- _Written problem_:
Records follow. Copy every line with "char".

:::

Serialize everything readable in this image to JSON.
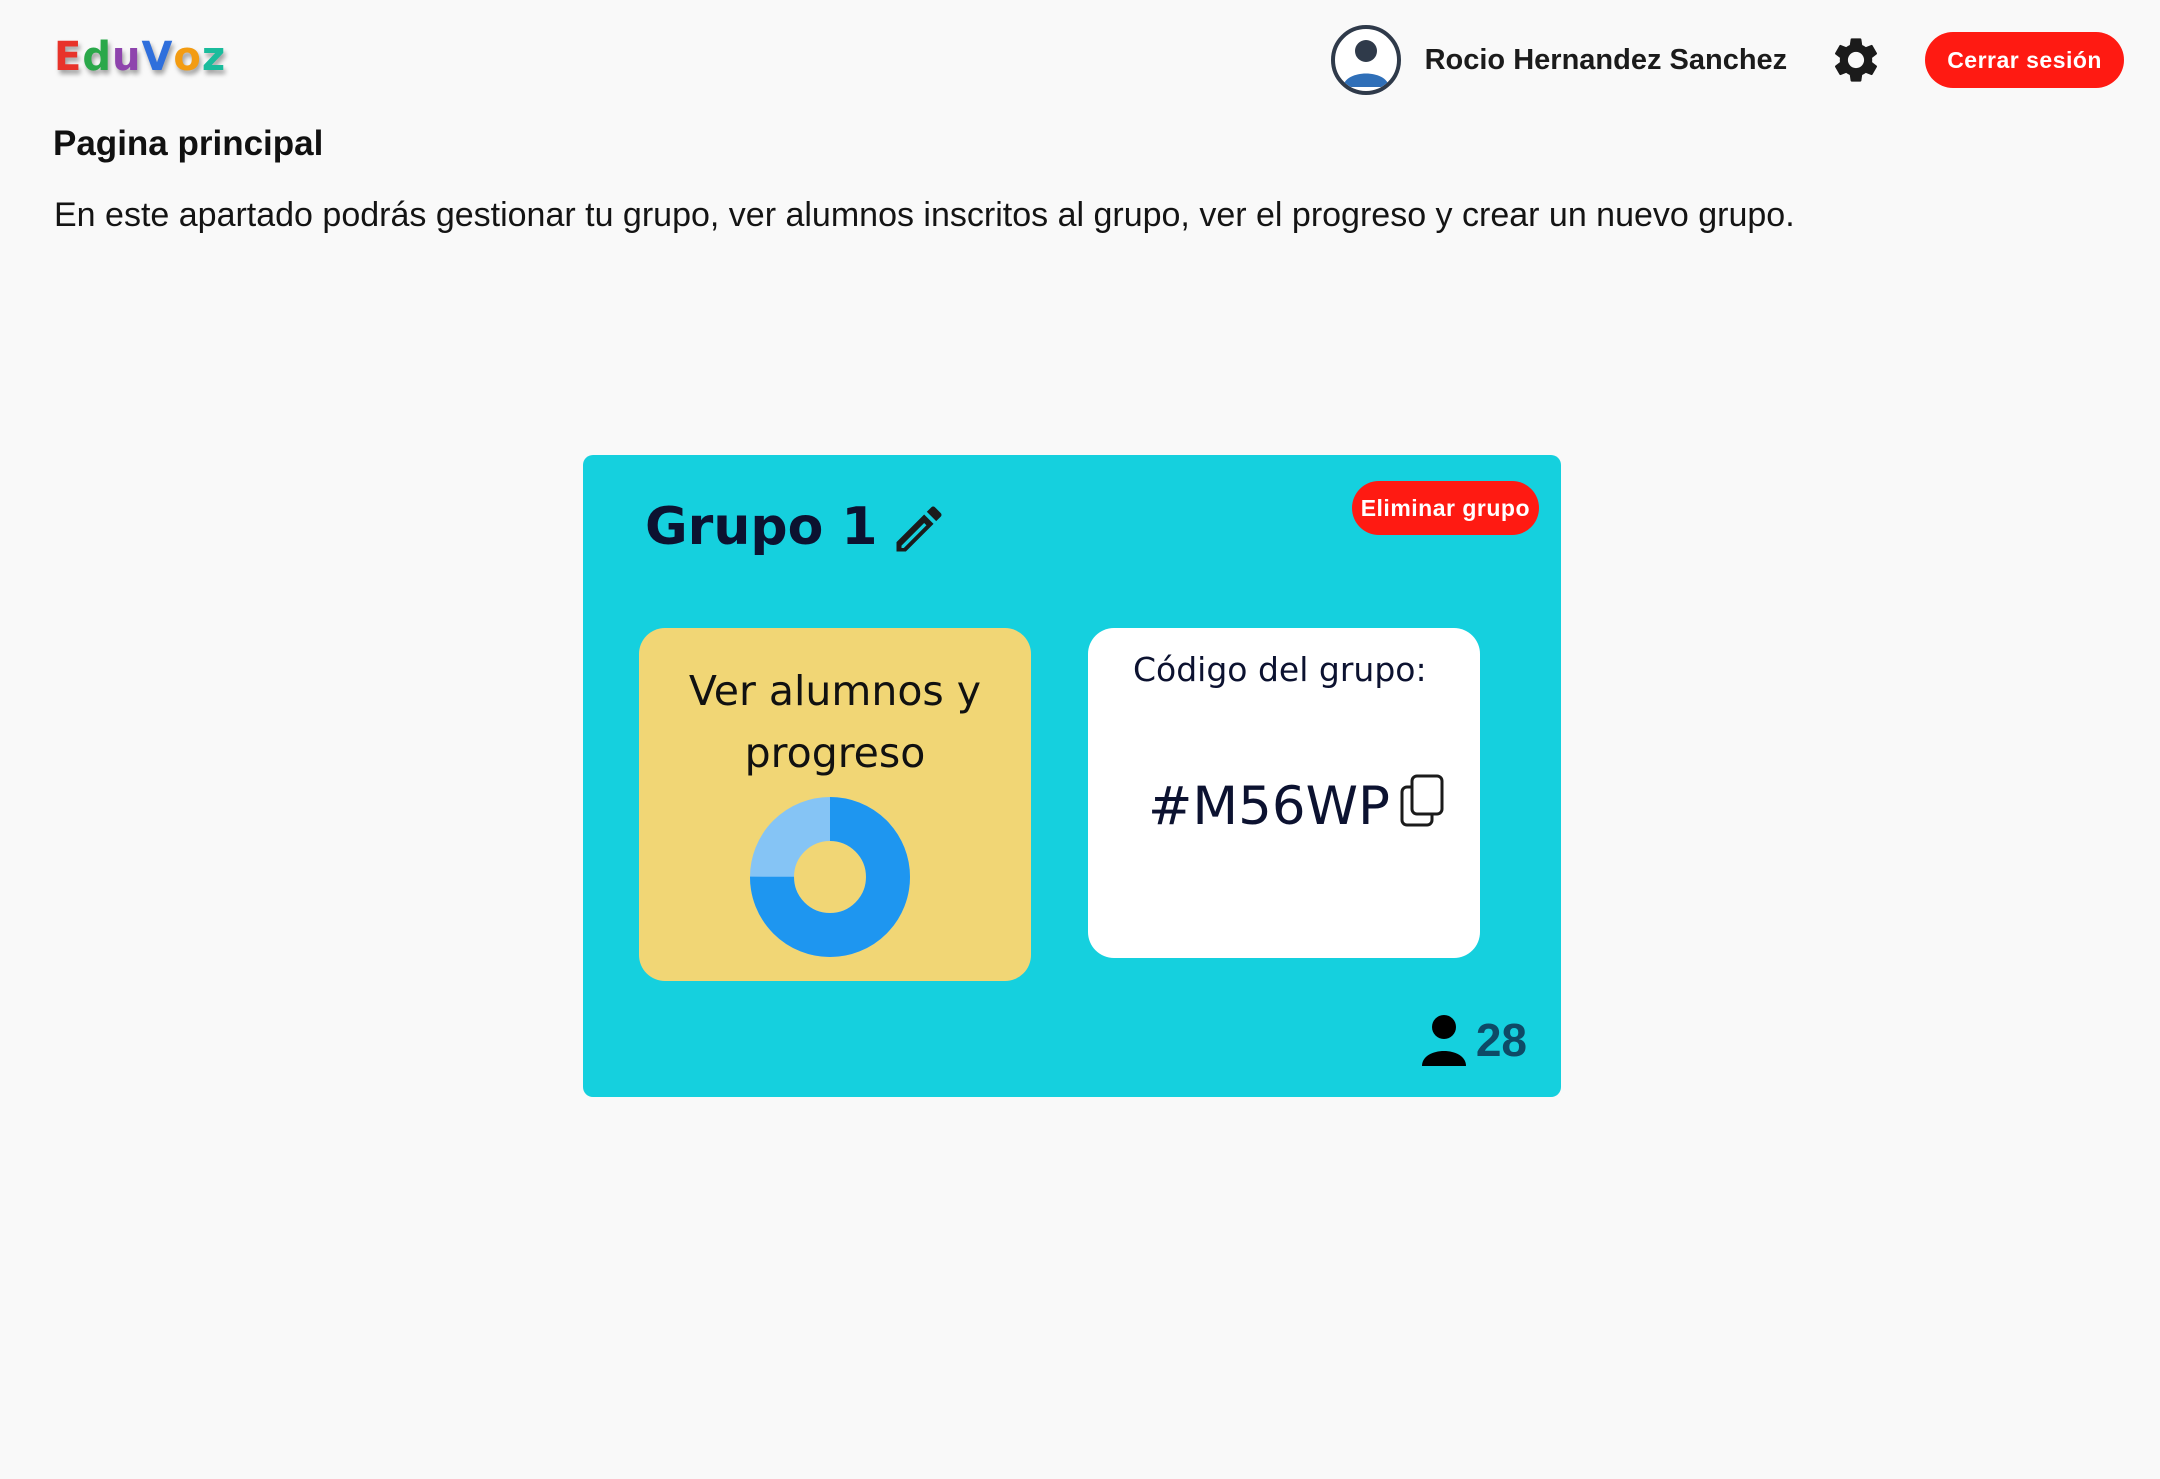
{
  "header": {
    "logo_letters": [
      {
        "char": "E",
        "color": "#e8332a"
      },
      {
        "char": "d",
        "color": "#2aa84a"
      },
      {
        "char": "u",
        "color": "#8e44ad"
      },
      {
        "char": "V",
        "color": "#2f6fdc"
      },
      {
        "char": "o",
        "color": "#f39c12"
      },
      {
        "char": "z",
        "color": "#1abc9c"
      }
    ],
    "user_name": "Rocio Hernandez Sanchez",
    "avatar_icon": "user-avatar-icon",
    "settings_icon": "gear-icon",
    "logout_label": "Cerrar sesión"
  },
  "page": {
    "title": "Pagina principal",
    "description": "En este apartado podrás gestionar tu grupo, ver alumnos inscritos al grupo, ver el progreso y crear un nuevo grupo."
  },
  "group": {
    "name": "Grupo 1",
    "edit_icon": "pencil-icon",
    "delete_label": "Eliminar grupo",
    "progress_label_line1": "Ver alumnos y",
    "progress_label_line2": "progreso",
    "progress_fraction": 0.75,
    "code_label": "Código del grupo:",
    "code_value": "#M56WP",
    "copy_icon": "copy-icon",
    "members_icon": "person-icon",
    "members_count": "28"
  },
  "colors": {
    "accent_red": "#ff1a12",
    "card_bg": "#15d0de",
    "progress_tile_bg": "#f1d675",
    "donut_primary": "#1e96f0",
    "donut_secondary": "#85c4f5"
  }
}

:::

- _Answer to the exercise_:
        "char": "E",
        "char": "d",
        "char": "u",
        "char": "V",
        "char": "o",
        "char": "z",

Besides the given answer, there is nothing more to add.